Select the lines of the records containing the word "desde" and list them.
━━━━━━
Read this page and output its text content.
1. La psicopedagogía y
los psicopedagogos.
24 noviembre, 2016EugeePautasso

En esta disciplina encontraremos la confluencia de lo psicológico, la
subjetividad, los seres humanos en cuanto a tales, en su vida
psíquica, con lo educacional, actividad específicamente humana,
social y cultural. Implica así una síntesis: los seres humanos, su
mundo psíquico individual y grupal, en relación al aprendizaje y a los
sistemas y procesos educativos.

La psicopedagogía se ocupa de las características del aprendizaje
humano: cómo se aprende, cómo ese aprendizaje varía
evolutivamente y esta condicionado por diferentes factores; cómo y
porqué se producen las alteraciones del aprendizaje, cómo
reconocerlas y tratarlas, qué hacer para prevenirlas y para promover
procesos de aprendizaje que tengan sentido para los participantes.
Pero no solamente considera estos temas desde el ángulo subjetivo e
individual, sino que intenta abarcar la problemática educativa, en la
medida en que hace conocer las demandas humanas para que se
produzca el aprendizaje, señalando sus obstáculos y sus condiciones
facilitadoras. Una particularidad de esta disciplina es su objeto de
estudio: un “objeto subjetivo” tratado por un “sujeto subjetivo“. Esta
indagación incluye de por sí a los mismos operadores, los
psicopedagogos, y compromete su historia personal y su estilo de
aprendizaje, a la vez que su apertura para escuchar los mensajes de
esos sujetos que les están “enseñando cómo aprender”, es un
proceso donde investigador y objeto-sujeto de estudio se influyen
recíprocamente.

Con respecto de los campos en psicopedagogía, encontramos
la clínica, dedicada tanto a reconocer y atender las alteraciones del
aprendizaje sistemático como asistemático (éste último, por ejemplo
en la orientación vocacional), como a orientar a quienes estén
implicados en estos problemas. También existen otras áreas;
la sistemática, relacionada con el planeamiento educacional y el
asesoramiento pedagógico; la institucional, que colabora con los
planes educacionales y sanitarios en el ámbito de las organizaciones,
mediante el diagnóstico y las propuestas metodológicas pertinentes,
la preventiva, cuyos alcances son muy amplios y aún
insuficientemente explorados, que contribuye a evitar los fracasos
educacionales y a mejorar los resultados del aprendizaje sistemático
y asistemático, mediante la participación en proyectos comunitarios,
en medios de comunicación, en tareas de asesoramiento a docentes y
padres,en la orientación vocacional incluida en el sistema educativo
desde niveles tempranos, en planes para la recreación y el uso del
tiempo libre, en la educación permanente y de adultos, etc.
━━━━━━
**Written response**.
Pero no solamente considera estos temas desde el ángulo subjetivo e
desde niveles tempranos, en planes para la recreación y el uso del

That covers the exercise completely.